## begin
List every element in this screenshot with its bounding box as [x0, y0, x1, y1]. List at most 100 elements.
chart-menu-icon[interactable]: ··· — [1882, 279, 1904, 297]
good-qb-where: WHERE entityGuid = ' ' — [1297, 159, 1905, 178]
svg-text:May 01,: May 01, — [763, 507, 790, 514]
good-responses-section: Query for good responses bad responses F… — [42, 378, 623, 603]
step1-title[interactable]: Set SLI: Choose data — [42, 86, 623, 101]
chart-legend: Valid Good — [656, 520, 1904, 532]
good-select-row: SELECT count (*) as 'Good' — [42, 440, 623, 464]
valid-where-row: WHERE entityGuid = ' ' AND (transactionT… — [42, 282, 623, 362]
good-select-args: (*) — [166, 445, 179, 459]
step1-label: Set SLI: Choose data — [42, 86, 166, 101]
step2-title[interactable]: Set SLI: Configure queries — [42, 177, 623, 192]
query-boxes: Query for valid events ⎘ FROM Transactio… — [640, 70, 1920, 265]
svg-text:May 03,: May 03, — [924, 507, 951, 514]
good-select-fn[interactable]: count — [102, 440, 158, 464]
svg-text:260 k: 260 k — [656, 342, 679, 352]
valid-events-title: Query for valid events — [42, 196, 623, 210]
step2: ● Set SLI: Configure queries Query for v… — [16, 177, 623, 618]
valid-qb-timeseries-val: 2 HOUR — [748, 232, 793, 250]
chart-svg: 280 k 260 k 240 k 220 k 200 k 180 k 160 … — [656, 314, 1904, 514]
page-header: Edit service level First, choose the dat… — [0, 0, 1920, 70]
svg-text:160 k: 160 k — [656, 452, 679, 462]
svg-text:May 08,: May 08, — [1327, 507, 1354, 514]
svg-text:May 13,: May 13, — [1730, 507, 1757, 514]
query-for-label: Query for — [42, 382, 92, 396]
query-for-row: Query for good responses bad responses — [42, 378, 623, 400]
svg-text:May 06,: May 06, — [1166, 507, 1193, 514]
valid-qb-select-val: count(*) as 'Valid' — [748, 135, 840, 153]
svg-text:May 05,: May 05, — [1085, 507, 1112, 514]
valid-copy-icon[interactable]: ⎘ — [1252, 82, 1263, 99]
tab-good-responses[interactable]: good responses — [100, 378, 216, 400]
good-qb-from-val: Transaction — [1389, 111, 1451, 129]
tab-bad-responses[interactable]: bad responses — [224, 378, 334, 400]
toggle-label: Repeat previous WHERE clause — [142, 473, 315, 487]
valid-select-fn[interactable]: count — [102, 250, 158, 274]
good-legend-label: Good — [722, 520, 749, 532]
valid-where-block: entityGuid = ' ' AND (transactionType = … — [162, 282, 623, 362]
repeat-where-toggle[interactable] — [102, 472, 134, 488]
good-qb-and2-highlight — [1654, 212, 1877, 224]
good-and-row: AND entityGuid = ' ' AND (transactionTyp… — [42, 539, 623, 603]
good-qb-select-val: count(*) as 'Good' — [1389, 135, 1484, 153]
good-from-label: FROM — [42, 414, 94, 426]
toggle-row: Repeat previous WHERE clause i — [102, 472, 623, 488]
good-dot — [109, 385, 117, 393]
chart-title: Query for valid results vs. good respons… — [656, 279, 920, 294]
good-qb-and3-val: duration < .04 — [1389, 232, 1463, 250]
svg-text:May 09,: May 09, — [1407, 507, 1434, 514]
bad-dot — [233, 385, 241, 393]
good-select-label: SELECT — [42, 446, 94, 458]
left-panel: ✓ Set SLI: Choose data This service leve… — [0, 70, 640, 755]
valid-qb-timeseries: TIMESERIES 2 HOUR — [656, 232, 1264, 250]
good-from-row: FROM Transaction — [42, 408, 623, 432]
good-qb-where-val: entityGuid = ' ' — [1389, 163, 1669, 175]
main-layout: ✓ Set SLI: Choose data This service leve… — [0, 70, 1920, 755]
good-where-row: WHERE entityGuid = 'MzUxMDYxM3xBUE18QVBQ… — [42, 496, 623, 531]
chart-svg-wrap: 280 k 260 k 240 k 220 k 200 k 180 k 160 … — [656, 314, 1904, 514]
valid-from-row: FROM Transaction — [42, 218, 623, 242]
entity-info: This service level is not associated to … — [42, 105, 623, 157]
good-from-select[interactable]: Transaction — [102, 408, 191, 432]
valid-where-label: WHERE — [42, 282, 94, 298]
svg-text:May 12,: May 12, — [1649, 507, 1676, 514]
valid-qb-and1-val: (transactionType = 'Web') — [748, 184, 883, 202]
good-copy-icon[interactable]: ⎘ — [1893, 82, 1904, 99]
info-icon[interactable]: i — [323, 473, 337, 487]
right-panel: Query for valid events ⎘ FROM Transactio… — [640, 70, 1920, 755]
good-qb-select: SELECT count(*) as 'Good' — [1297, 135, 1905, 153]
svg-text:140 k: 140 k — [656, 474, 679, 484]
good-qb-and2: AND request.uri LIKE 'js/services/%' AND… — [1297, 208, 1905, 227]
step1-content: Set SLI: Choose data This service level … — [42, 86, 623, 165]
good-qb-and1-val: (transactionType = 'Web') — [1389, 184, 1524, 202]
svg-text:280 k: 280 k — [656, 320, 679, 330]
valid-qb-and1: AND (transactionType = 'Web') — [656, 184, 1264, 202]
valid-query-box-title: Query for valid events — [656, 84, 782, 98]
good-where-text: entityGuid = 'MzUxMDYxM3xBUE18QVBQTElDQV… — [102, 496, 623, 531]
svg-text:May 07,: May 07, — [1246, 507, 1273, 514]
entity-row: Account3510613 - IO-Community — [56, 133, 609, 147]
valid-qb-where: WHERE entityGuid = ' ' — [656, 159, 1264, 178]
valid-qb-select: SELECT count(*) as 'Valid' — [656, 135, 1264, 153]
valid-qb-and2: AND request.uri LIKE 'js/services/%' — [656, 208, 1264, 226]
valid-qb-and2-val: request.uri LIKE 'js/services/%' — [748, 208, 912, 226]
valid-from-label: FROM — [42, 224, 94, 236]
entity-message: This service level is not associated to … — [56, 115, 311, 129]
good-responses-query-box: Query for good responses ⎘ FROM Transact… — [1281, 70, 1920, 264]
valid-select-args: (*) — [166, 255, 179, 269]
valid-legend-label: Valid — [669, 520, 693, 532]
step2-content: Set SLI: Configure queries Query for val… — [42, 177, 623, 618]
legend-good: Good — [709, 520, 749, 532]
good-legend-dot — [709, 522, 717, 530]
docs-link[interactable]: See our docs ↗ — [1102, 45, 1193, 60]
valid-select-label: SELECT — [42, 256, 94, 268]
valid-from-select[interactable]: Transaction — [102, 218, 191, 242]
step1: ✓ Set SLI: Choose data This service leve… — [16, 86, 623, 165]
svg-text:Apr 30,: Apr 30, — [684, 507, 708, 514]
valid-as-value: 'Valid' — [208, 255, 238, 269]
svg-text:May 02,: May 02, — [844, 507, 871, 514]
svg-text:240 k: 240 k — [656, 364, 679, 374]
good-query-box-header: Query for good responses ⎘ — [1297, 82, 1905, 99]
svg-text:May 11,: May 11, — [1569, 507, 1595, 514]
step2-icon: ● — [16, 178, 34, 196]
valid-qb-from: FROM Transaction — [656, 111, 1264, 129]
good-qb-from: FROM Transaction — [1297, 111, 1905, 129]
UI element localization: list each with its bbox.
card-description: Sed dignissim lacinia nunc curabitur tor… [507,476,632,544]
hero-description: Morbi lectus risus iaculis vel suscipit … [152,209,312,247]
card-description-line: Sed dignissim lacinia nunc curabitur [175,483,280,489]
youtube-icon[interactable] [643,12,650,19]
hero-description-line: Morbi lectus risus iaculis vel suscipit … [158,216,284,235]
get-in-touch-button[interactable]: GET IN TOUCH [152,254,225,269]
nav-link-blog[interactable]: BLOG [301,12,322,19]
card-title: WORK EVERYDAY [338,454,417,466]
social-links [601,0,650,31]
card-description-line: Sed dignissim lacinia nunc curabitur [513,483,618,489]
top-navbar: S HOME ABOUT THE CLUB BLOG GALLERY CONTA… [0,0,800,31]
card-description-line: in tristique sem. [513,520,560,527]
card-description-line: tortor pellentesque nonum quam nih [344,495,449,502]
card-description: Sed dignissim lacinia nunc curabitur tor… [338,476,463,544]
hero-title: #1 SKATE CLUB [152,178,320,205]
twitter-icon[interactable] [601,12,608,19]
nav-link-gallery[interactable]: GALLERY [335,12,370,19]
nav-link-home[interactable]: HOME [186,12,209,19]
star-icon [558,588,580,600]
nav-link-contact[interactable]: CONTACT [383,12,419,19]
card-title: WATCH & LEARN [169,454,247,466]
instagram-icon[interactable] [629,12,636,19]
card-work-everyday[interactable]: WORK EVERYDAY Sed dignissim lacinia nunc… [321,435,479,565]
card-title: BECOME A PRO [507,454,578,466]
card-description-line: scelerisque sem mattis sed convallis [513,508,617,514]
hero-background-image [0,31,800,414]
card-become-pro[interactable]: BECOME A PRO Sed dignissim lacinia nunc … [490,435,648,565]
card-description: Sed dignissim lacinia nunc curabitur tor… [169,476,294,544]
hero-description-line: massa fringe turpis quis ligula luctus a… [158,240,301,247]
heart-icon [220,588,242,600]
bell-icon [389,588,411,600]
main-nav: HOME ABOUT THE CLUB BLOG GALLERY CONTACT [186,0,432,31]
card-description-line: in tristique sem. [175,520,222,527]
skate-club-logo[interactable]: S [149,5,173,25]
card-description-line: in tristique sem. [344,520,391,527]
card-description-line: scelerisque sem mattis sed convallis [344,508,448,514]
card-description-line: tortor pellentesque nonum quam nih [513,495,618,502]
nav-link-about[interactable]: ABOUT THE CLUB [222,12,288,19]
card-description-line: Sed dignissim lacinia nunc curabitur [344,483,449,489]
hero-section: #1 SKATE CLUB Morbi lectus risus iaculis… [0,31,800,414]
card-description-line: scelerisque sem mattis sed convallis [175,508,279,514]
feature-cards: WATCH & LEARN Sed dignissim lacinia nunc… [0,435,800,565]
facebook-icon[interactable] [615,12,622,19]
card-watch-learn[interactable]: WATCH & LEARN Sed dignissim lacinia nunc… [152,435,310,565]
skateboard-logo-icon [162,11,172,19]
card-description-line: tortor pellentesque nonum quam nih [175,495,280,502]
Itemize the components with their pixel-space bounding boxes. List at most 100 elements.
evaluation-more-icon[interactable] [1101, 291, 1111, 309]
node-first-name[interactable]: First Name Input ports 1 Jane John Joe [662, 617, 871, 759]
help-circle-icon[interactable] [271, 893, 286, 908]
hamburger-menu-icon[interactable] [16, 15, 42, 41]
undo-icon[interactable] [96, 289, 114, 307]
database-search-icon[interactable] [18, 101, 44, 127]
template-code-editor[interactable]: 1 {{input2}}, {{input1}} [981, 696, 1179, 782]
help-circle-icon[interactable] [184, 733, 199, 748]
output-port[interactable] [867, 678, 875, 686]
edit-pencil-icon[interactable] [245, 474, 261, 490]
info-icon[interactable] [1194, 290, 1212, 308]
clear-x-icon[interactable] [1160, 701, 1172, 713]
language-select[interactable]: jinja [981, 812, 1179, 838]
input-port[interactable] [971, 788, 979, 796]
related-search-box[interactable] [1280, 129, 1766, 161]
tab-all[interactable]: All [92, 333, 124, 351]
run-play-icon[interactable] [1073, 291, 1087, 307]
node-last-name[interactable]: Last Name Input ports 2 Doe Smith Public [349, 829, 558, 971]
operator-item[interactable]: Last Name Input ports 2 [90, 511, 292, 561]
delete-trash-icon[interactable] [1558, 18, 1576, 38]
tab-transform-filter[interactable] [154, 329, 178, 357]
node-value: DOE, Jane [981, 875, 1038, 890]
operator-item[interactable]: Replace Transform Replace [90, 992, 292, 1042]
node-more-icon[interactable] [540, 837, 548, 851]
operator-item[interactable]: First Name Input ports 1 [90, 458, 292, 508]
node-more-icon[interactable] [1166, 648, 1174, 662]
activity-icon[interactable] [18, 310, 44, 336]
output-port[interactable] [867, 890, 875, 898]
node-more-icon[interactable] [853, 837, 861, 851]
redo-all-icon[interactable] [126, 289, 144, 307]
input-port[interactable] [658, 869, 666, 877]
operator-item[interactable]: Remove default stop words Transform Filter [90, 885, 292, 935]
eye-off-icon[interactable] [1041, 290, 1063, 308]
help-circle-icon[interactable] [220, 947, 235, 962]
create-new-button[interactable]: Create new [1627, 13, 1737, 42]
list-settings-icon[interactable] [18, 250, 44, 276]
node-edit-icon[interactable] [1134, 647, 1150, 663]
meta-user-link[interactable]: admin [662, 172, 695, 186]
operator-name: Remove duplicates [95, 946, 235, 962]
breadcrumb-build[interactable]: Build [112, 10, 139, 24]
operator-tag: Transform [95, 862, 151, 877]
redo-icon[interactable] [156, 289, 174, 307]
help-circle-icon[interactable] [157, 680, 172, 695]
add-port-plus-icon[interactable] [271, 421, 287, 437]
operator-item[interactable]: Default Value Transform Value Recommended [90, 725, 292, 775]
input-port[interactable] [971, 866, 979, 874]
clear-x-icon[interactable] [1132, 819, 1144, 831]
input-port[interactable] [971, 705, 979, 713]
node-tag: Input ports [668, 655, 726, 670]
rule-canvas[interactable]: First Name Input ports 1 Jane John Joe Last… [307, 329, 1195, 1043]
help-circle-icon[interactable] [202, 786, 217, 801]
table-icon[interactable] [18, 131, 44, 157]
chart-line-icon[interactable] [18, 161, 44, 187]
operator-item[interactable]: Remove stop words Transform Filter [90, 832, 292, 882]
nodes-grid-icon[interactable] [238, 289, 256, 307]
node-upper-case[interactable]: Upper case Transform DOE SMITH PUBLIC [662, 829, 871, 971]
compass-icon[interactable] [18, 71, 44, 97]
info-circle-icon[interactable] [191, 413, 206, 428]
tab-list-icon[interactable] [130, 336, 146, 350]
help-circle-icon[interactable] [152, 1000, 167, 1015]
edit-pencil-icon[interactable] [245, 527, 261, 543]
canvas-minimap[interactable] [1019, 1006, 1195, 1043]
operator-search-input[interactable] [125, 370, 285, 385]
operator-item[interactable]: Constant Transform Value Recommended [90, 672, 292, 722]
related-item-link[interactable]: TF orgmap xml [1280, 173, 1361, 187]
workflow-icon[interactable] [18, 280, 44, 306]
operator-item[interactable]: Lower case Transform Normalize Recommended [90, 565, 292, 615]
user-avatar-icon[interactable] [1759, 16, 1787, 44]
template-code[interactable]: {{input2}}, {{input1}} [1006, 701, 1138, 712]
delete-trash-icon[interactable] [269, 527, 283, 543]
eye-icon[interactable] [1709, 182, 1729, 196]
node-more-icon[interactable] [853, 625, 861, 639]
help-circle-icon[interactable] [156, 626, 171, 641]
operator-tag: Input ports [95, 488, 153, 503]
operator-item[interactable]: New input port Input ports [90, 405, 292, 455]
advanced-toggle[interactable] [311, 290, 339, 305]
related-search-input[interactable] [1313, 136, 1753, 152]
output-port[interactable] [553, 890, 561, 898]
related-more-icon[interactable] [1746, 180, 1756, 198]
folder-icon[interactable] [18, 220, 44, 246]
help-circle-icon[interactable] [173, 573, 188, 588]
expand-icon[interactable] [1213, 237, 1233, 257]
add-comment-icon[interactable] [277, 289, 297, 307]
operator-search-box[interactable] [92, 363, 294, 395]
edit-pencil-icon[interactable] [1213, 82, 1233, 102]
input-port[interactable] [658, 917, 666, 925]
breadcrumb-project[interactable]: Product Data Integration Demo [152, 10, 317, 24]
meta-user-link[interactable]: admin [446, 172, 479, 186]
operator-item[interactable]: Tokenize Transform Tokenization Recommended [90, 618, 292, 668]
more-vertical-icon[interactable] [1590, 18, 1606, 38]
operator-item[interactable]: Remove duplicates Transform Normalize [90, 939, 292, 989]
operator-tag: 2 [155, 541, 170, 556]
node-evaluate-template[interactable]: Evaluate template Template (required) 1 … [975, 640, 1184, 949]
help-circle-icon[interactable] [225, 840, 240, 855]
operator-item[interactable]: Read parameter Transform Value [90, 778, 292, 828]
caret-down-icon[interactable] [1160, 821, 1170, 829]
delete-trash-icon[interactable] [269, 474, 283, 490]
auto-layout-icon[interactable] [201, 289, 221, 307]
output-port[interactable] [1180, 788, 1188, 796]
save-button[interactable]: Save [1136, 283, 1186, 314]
## end
_Task instructions_. Turn the material, from its very first line through the line containing "chart-legend: Valid Good", into a numbered list, with both of those lines included and any blank lines left out.

_Solved problem_.
1. List every element in this screenshot with its bounding box as [x0, y0, x1, y1]. List at most 100 elements.
2. chart-menu-icon[interactable]: ··· — [1882, 279, 1904, 297]
3. good-qb-where: WHERE entityGuid = ' ' — [1297, 159, 1905, 178]
4. svg-text:May 01,: May 01, — [763, 507, 790, 514]
5. good-responses-section: Query for good responses bad responses F… — [42, 378, 623, 603]
6. step1-title[interactable]: Set SLI: Choose data — [42, 86, 623, 101]
7. chart-legend: Valid Good — [656, 520, 1904, 532]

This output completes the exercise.